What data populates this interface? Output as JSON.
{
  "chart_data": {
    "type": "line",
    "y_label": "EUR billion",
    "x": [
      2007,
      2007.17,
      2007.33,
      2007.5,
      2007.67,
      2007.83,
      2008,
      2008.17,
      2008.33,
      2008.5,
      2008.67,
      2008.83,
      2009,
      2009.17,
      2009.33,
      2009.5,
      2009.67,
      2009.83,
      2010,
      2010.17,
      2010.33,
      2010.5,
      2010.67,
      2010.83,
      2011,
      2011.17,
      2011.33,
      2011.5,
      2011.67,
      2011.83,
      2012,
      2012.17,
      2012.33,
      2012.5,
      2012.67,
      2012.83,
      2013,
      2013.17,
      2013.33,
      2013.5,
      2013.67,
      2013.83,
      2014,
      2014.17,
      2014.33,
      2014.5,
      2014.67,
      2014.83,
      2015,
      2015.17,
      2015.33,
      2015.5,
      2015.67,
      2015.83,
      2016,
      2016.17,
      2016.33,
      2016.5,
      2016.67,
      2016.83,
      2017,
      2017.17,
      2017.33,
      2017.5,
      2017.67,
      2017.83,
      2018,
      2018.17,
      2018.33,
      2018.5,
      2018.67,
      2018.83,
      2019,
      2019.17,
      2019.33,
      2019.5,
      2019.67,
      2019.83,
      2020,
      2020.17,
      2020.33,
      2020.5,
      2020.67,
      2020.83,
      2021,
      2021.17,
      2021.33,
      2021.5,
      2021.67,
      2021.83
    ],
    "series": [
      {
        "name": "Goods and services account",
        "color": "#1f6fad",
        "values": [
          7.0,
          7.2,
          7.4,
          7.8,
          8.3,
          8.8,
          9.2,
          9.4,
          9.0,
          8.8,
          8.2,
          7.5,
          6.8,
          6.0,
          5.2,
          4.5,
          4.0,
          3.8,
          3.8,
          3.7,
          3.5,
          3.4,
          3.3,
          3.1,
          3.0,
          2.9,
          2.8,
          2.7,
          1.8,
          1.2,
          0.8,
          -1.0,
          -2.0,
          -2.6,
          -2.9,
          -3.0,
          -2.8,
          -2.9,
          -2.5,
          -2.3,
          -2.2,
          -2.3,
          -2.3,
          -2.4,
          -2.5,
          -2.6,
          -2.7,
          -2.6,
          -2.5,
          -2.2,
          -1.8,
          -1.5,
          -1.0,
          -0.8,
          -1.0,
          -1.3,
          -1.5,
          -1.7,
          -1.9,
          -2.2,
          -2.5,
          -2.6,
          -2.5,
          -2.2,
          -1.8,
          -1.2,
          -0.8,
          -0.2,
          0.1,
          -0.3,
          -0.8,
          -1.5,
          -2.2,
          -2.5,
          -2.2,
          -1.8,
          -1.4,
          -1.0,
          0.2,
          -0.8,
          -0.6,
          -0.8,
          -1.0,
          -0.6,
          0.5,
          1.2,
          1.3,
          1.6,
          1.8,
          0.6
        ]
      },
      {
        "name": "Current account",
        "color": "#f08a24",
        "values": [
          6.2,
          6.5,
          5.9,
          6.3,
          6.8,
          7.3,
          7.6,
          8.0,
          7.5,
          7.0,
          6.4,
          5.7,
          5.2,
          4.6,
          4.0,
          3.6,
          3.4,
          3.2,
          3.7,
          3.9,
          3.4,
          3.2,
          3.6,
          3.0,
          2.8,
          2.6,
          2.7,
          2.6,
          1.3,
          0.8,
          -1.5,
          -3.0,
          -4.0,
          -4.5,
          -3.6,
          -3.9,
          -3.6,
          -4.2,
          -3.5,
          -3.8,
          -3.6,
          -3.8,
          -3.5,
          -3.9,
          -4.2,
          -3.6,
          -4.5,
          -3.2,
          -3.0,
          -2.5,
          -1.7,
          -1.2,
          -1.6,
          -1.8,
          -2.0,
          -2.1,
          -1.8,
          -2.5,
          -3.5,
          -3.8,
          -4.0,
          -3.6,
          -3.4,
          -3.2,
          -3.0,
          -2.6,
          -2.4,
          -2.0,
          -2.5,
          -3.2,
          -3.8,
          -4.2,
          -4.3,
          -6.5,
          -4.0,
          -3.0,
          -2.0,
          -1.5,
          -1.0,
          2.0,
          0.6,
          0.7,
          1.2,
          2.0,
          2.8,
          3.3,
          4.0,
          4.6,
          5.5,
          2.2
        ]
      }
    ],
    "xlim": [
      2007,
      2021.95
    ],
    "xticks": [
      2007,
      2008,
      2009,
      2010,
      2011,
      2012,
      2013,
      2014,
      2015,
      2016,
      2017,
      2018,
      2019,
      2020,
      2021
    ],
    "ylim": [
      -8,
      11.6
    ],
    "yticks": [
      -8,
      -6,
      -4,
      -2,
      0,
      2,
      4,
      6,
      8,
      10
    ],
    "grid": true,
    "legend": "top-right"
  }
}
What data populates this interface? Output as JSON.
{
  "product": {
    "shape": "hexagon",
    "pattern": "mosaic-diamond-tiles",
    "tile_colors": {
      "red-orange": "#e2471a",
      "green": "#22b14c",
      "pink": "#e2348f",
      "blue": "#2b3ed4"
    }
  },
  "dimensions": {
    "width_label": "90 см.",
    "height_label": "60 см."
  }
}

*****

▶ _DIRECTIONS FOR THIS TASK_
Copy all the lines above that hold the string "name".

▶ _REPLY_
        "name": "Goods and services account",
        "name": "Current account",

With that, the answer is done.